Items from a data source
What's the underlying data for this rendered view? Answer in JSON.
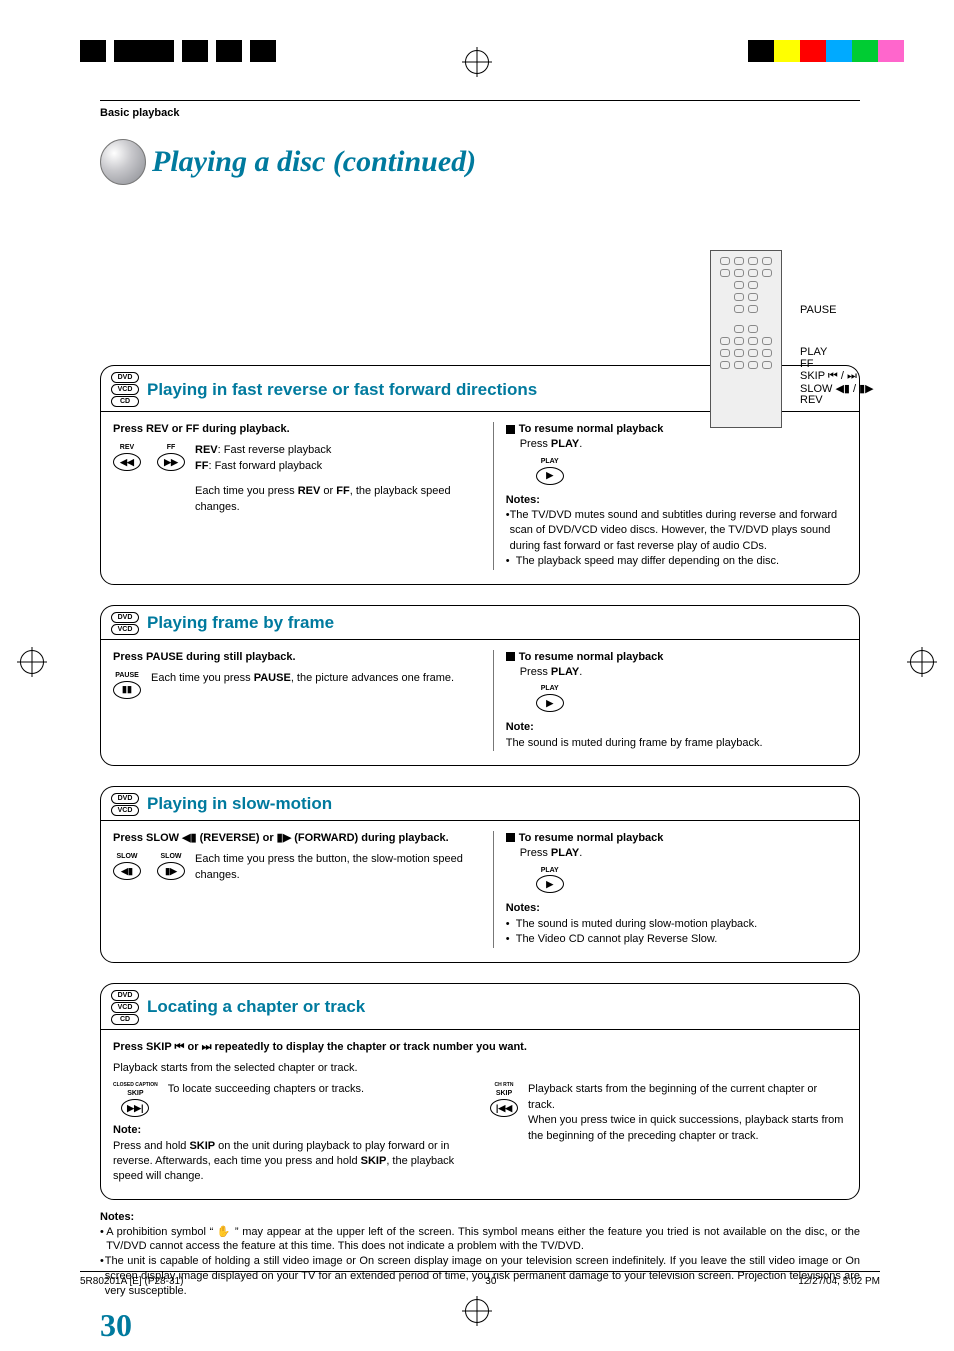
{
  "breadcrumb": "Basic playback",
  "page_title": "Playing a disc (continued)",
  "remote": {
    "pause": "PAUSE",
    "play": "PLAY",
    "ff": "FF",
    "skip": "SKIP ⏮ / ⏭",
    "slow": "SLOW ◀▮ / ▮▶",
    "rev": "REV"
  },
  "s1": {
    "badges": {
      "dvd": "DVD",
      "vcd": "VCD",
      "cd": "CD"
    },
    "title": "Playing in fast reverse or fast forward directions",
    "step": "Press REV or FF during playback.",
    "icon_rev": "REV",
    "icon_ff": "FF",
    "rev_lbl": "REV",
    "rev_txt": ":  Fast reverse playback",
    "ff_lbl": "FF",
    "ff_txt": ":    Fast forward playback",
    "each_a": "Each time you press ",
    "each_b": "REV",
    "each_c": " or ",
    "each_d": "FF",
    "each_e": ", the playback speed changes.",
    "resume_h": "To resume normal playback",
    "resume_a": "Press ",
    "resume_b": "PLAY",
    "resume_c": ".",
    "play_icon": "PLAY",
    "notes_h": "Notes:",
    "note1": "The TV/DVD mutes sound and subtitles during reverse and forward scan of DVD/VCD video discs. However, the TV/DVD plays sound during fast forward or fast reverse play of audio CDs.",
    "note2": "The playback speed may differ depending on the disc."
  },
  "s2": {
    "badges": {
      "dvd": "DVD",
      "vcd": "VCD"
    },
    "title": "Playing frame by frame",
    "step": "Press PAUSE during still playback.",
    "icon_lbl": "PAUSE",
    "each_a": "Each time you press ",
    "each_b": "PAUSE",
    "each_c": ", the picture advances one frame.",
    "resume_h": "To resume normal playback",
    "resume_a": "Press ",
    "resume_b": "PLAY",
    "resume_c": ".",
    "play_icon": "PLAY",
    "note_h": "Note:",
    "note1": "The sound is muted during frame by frame playback."
  },
  "s3": {
    "badges": {
      "dvd": "DVD",
      "vcd": "VCD"
    },
    "title": "Playing in slow-motion",
    "step": "Press SLOW ◀▮ (REVERSE) or ▮▶ (FORWARD) during playback.",
    "icon_slow": "SLOW",
    "each": "Each time you press the button, the slow-motion speed changes.",
    "resume_h": "To resume normal playback",
    "resume_a": "Press ",
    "resume_b": "PLAY",
    "resume_c": ".",
    "play_icon": "PLAY",
    "notes_h": "Notes:",
    "note1": "The sound is muted during slow-motion playback.",
    "note2": "The Video CD cannot play Reverse Slow."
  },
  "s4": {
    "badges": {
      "dvd": "DVD",
      "vcd": "VCD",
      "cd": "CD"
    },
    "title": "Locating a chapter or track",
    "step": "Press SKIP ⏮ or ⏭ repeatedly to display the chapter or track number you want.",
    "sub": "Playback starts from the selected chapter or track.",
    "col1_icon_top": "CLOSED CAPTION",
    "col1_icon_mid": "SKIP",
    "col1_txt": "To locate succeeding chapters or tracks.",
    "note_h": "Note:",
    "note_a": "Press and hold ",
    "note_b": "SKIP",
    "note_c": " on the unit during playback to play forward or in reverse. Afterwards, each time you press and hold ",
    "note_d": "SKIP",
    "note_e": ", the playback speed will change.",
    "col2_icon_top": "CH RTN",
    "col2_icon_mid": "SKIP",
    "col2_txt": "Playback starts from the beginning of the current chapter or track.",
    "col2_txt2": "When you press twice in quick successions, playback starts from the beginning of the preceding chapter or track."
  },
  "final_notes": {
    "h": "Notes:",
    "n1": "A prohibition symbol “ ✋ ” may appear at the upper left of the screen. This symbol means either the feature you tried is not available on the disc, or the TV/DVD cannot access the feature at this time. This does not indicate a problem with the TV/DVD.",
    "n2": "The unit is capable of holding a still video image or On screen display image on your television screen indefinitely. If you leave the still video image or On screen display image displayed on your TV for an extended period of time, you risk permanent damage to your television screen. Projection televisions are very susceptible."
  },
  "page_number": "30",
  "footer": {
    "left": "5R80201A [E] (P28-31)",
    "mid": "30",
    "right": "12/27/04, 5:02 PM"
  },
  "colors": {
    "bar1": "#ff00ff",
    "bar2": "#000000",
    "bar3": "#ffff00",
    "bar4": "#ff0000",
    "bar5": "#00aaff",
    "bar6": "#00cc33",
    "bar7": "#ff66cc"
  }
}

**DIRECTION**
Tally the lines in these entries that have the string "starts" in them, then answer with the count and nothing else.

**THE ANSWER**
3